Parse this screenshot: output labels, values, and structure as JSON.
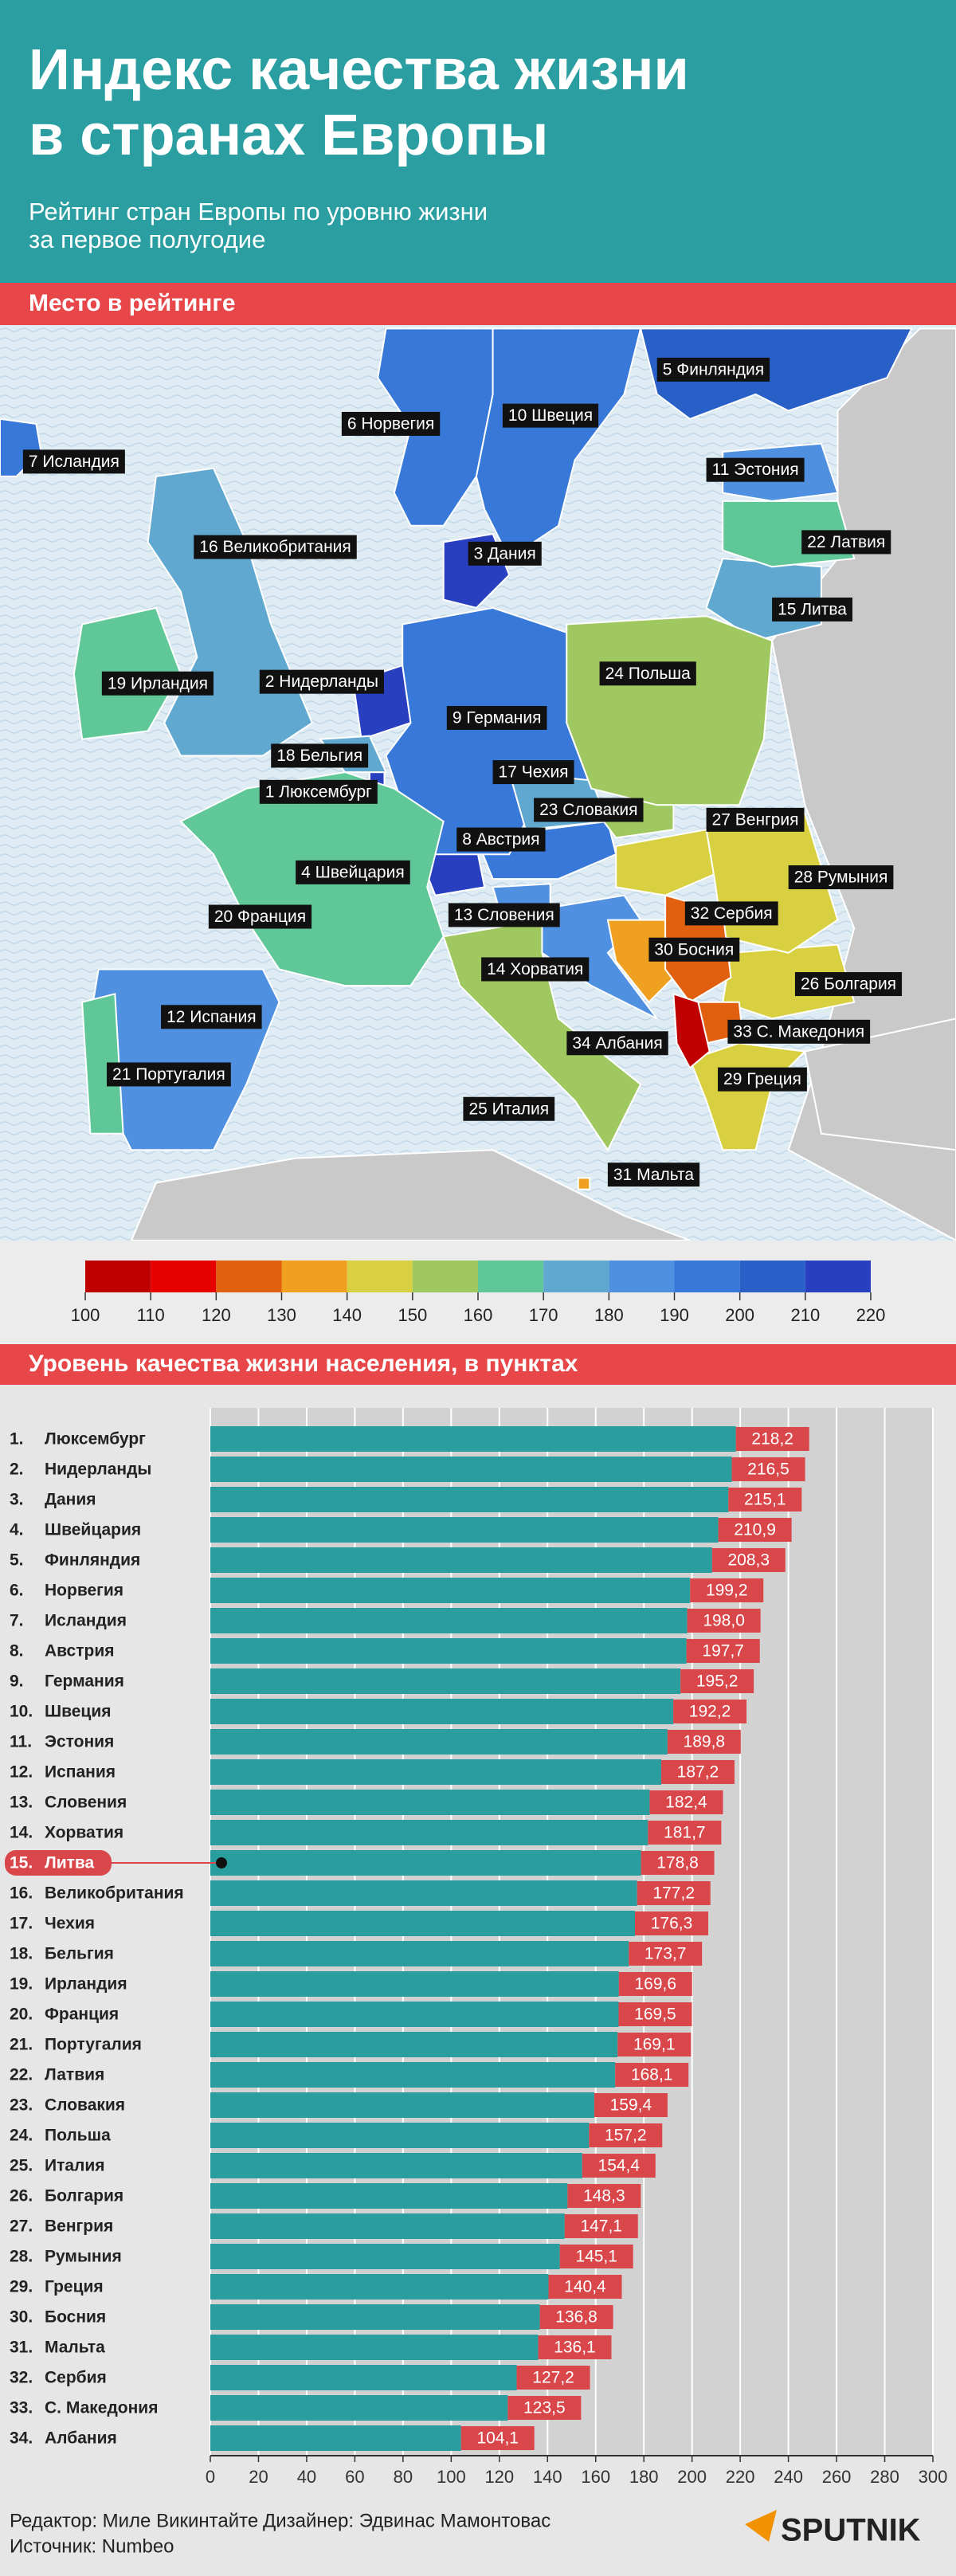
{
  "header": {
    "title_lines": [
      "Индекс качества жизни",
      "в странах Европы"
    ],
    "subtitle_lines": [
      "Рейтинг стран Европы по уровню жизни",
      "за первое полугодие"
    ]
  },
  "sections": {
    "map": "Место в рейтинге",
    "chart": "Уровень качества жизни населения, в пунктах"
  },
  "map": {
    "labels": [
      "1 Люксембург",
      "2 Нидерланды",
      "3 Дания",
      "4 Швейцария",
      "5 Финляндия",
      "6 Норвегия",
      "7 Исландия",
      "8 Австрия",
      "9 Германия",
      "10 Швеция",
      "11 Эстония",
      "12 Испания",
      "13 Словения",
      "14 Хорватия",
      "15 Литва",
      "16 Великобритания",
      "17 Чехия",
      "18 Бельгия",
      "19 Ирландия",
      "20 Франция",
      "21 Португалия",
      "22 Латвия",
      "23 Словакия",
      "24 Польша",
      "25 Италия",
      "26 Болгария",
      "27 Венгрия",
      "28 Румыния",
      "29 Греция",
      "30 Босния",
      "31 Мальта",
      "32 Сербия",
      "33 С. Македония",
      "34 Албания"
    ]
  },
  "color_scale": {
    "ticks": [
      100,
      110,
      120,
      130,
      140,
      150,
      160,
      170,
      180,
      190,
      200,
      210,
      220
    ],
    "colors": [
      "#c00000",
      "#e60000",
      "#e06010",
      "#f0a020",
      "#d8d040",
      "#a0c860",
      "#60c898",
      "#60a8d0",
      "#5090e0",
      "#3878d8",
      "#2860c8",
      "#2840c0"
    ]
  },
  "chart_data": {
    "type": "bar",
    "orientation": "horizontal",
    "ranks": [
      "1.",
      "2.",
      "3.",
      "4.",
      "5.",
      "6.",
      "7.",
      "8.",
      "9.",
      "10.",
      "11.",
      "12.",
      "13.",
      "14.",
      "15.",
      "16.",
      "17.",
      "18.",
      "19.",
      "20.",
      "21.",
      "22.",
      "23.",
      "24.",
      "25.",
      "26.",
      "27.",
      "28.",
      "29.",
      "30.",
      "31.",
      "32.",
      "33.",
      "34."
    ],
    "categories": [
      "Люксембург",
      "Нидерланды",
      "Дания",
      "Швейцария",
      "Финляндия",
      "Норвегия",
      "Исландия",
      "Австрия",
      "Германия",
      "Швеция",
      "Эстония",
      "Испания",
      "Словения",
      "Хорватия",
      "Литва",
      "Великобритания",
      "Чехия",
      "Бельгия",
      "Ирландия",
      "Франция",
      "Португалия",
      "Латвия",
      "Словакия",
      "Польша",
      "Италия",
      "Болгария",
      "Венгрия",
      "Румыния",
      "Греция",
      "Босния",
      "Мальта",
      "Сербия",
      "С. Македония",
      "Албания"
    ],
    "values": [
      218.2,
      216.5,
      215.1,
      210.9,
      208.3,
      199.2,
      198.0,
      197.7,
      195.2,
      192.2,
      189.8,
      187.2,
      182.4,
      181.7,
      178.8,
      177.2,
      176.3,
      173.7,
      169.6,
      169.5,
      169.1,
      168.1,
      159.4,
      157.2,
      154.4,
      148.3,
      147.1,
      145.1,
      140.4,
      136.8,
      136.1,
      127.2,
      123.5,
      104.1
    ],
    "value_labels": [
      "218,2",
      "216,5",
      "215,1",
      "210,9",
      "208,3",
      "199,2",
      "198,0",
      "197,7",
      "195,2",
      "192,2",
      "189,8",
      "187,2",
      "182,4",
      "181,7",
      "178,8",
      "177,2",
      "176,3",
      "173,7",
      "169,6",
      "169,5",
      "169,1",
      "168,1",
      "159,4",
      "157,2",
      "154,4",
      "148,3",
      "147,1",
      "145,1",
      "140,4",
      "136,8",
      "136,1",
      "127,2",
      "123,5",
      "104,1"
    ],
    "color": "#2a9d9f",
    "label_color": "#d9474a",
    "highlight": 14,
    "xlim": [
      0,
      300
    ],
    "xticks": [
      0,
      20,
      40,
      60,
      80,
      100,
      120,
      140,
      160,
      180,
      200,
      220,
      240,
      260,
      280,
      300
    ],
    "grid": true
  },
  "footer": {
    "editor": "Редактор: Миле Викинтайте",
    "designer": "Дизайнер: Эдвинас Мамонтовас",
    "source": "Источник: Numbeo",
    "logo": "SPUTNIK"
  }
}
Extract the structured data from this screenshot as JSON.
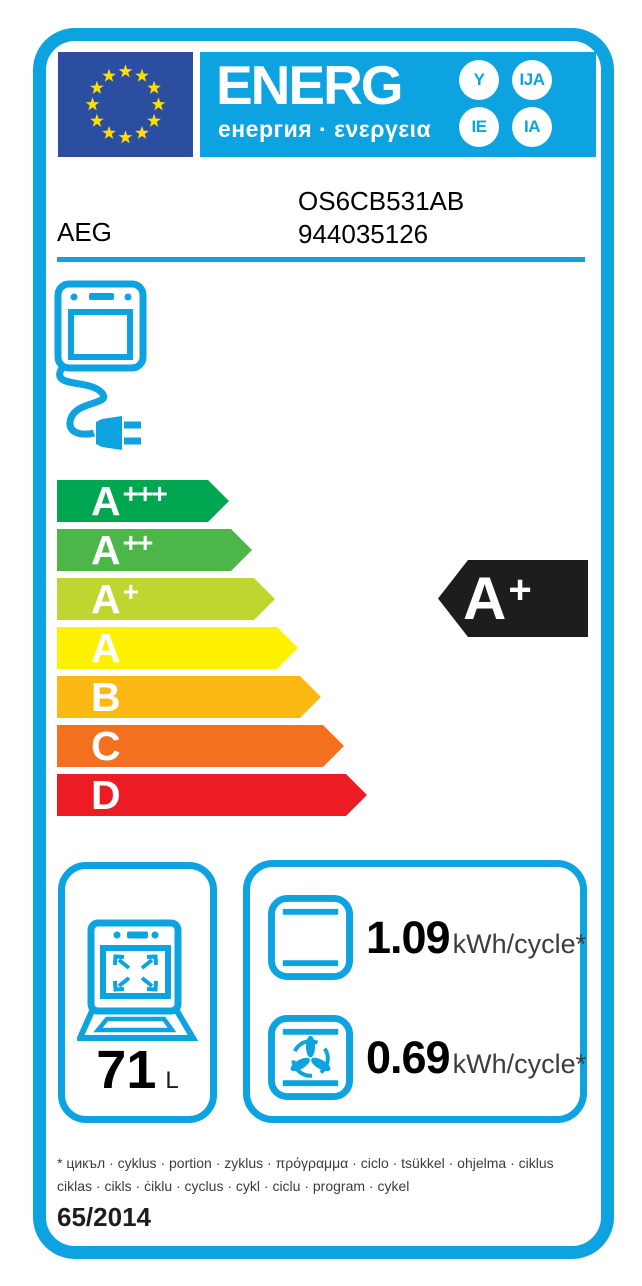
{
  "header": {
    "energy_word": "ENERG",
    "energy_suffixes": [
      "Y",
      "IJA",
      "IE",
      "IA"
    ],
    "energy_subtitle": "енергия · ενεργεια"
  },
  "product": {
    "brand": "AEG",
    "model": "OS6CB531AB",
    "number": "944035126"
  },
  "rating": {
    "selected": {
      "letter": "A",
      "plus": "+"
    },
    "scale": [
      {
        "letter": "A",
        "plus": "+++",
        "color": "#00A650"
      },
      {
        "letter": "A",
        "plus": "++",
        "color": "#4CB748"
      },
      {
        "letter": "A",
        "plus": "+",
        "color": "#BED62F"
      },
      {
        "letter": "A",
        "plus": "",
        "color": "#FEF200"
      },
      {
        "letter": "B",
        "plus": "",
        "color": "#FCB913"
      },
      {
        "letter": "C",
        "plus": "",
        "color": "#F3701E"
      },
      {
        "letter": "D",
        "plus": "",
        "color": "#EC1C24"
      }
    ]
  },
  "metrics": {
    "cavity_volume": {
      "value": "71",
      "unit": "L"
    },
    "conventional_energy": {
      "value": "1.09",
      "unit": "kWh/cycle*"
    },
    "fan_energy": {
      "value": "0.69",
      "unit": "kWh/cycle*"
    }
  },
  "footnote": {
    "line1": "* цикъл · cyklus · portion · zyklus · πρόγραμμα · ciclo · tsükkel · ohjelma · ciklus",
    "line2": "ciklas · cikls · ċiklu · cyclus · cykl · ciclu · program · cykel"
  },
  "regulation": "65/2014",
  "colors": {
    "accent_cyan": "#0DA3E0",
    "eu_flag_blue": "#2B4EA1",
    "star_yellow": "#FFDE00",
    "selected_arrow_black": "#1D1D1B"
  }
}
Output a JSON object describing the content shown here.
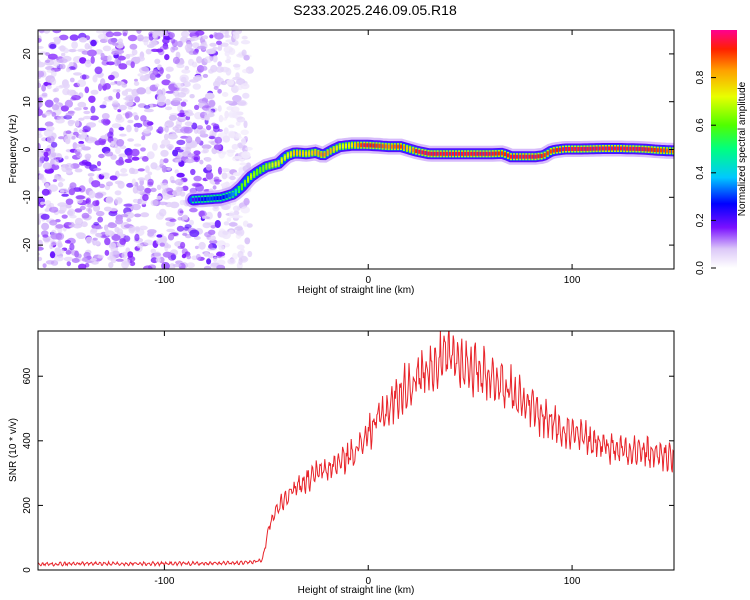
{
  "title": "S233.2025.246.09.05.R18",
  "colors": {
    "signal_line": "#e8242a",
    "axis": "#000000",
    "background": "#ffffff"
  },
  "chart_data": [
    {
      "type": "heatmap",
      "xlabel": "Height of straight line (km)",
      "ylabel": "Frequency (Hz)",
      "xlim": [
        -162,
        150
      ],
      "ylim": [
        -25,
        25
      ],
      "xticks": [
        -100,
        0,
        100
      ],
      "yticks": [
        -20,
        -10,
        0,
        10,
        20
      ],
      "colorbar": {
        "label": "Normalized spectral amplitude",
        "range": [
          0,
          1
        ],
        "ticks": [
          "0.0",
          "0.2",
          "0.4",
          "0.6",
          "0.8"
        ],
        "tick_values": [
          0.0,
          0.2,
          0.4,
          0.6,
          0.8
        ]
      },
      "noise_region_x": [
        -162,
        -60
      ],
      "ridge": {
        "x": [
          -86,
          -78,
          -72,
          -66,
          -62,
          -58,
          -54,
          -50,
          -44,
          -40,
          -36,
          -30,
          -26,
          -22,
          -18,
          -14,
          -8,
          -2,
          4,
          10,
          16,
          20,
          24,
          30,
          40,
          50,
          60,
          66,
          70,
          76,
          82,
          86,
          90,
          96,
          104,
          114,
          124,
          134,
          144,
          150
        ],
        "freq_hz": [
          -10.5,
          -10.3,
          -10.1,
          -9.3,
          -7.8,
          -5.8,
          -4.6,
          -3.6,
          -2.9,
          -1.3,
          -0.7,
          -0.9,
          -0.6,
          -1.2,
          -0.2,
          0.6,
          0.9,
          0.9,
          0.8,
          0.6,
          0.6,
          0.1,
          -0.4,
          -0.9,
          -0.9,
          -0.9,
          -0.9,
          -0.8,
          -1.5,
          -1.5,
          -1.5,
          -1.3,
          -0.3,
          0.1,
          0.1,
          0.2,
          0.2,
          0.1,
          -0.2,
          -0.3
        ],
        "amplitude": [
          0.2,
          0.3,
          0.25,
          0.35,
          0.6,
          0.7,
          0.6,
          0.65,
          0.75,
          0.7,
          0.8,
          0.75,
          0.8,
          0.85,
          0.8,
          0.7,
          0.75,
          0.95,
          0.9,
          0.85,
          0.9,
          0.75,
          0.95,
          0.95,
          0.95,
          0.95,
          0.95,
          0.9,
          0.95,
          0.95,
          0.95,
          0.9,
          0.9,
          0.95,
          0.95,
          0.95,
          0.95,
          0.95,
          0.9,
          0.85
        ]
      }
    },
    {
      "type": "line",
      "xlabel": "Height of straight line (km)",
      "ylabel": "SNR (10 * v/v)",
      "xlim": [
        -162,
        150
      ],
      "ylim": [
        0,
        740
      ],
      "xticks": [
        -100,
        0,
        100
      ],
      "yticks": [
        0,
        200,
        400,
        600
      ],
      "series": [
        {
          "name": "SNR",
          "x": [
            -162,
            -140,
            -120,
            -100,
            -80,
            -60,
            -52,
            -48,
            -44,
            -40,
            -35,
            -30,
            -25,
            -20,
            -15,
            -10,
            -5,
            0,
            5,
            10,
            15,
            20,
            25,
            30,
            35,
            40,
            45,
            50,
            55,
            60,
            65,
            70,
            75,
            80,
            85,
            90,
            95,
            100,
            105,
            110,
            115,
            120,
            125,
            130,
            135,
            140,
            145,
            150
          ],
          "y": [
            18,
            20,
            19,
            20,
            20,
            22,
            30,
            150,
            200,
            230,
            260,
            280,
            300,
            310,
            330,
            350,
            380,
            420,
            470,
            500,
            540,
            570,
            600,
            630,
            650,
            660,
            645,
            630,
            620,
            600,
            580,
            560,
            530,
            500,
            480,
            460,
            440,
            420,
            410,
            400,
            390,
            380,
            375,
            370,
            365,
            360,
            355,
            345
          ]
        }
      ]
    }
  ]
}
□ □ □
▶ **Problem details**
Among the entries above, identify all lines with "Великобритания" and copy them.

▶ **Final answer**
      "16 Великобритания",
      "Великобритания",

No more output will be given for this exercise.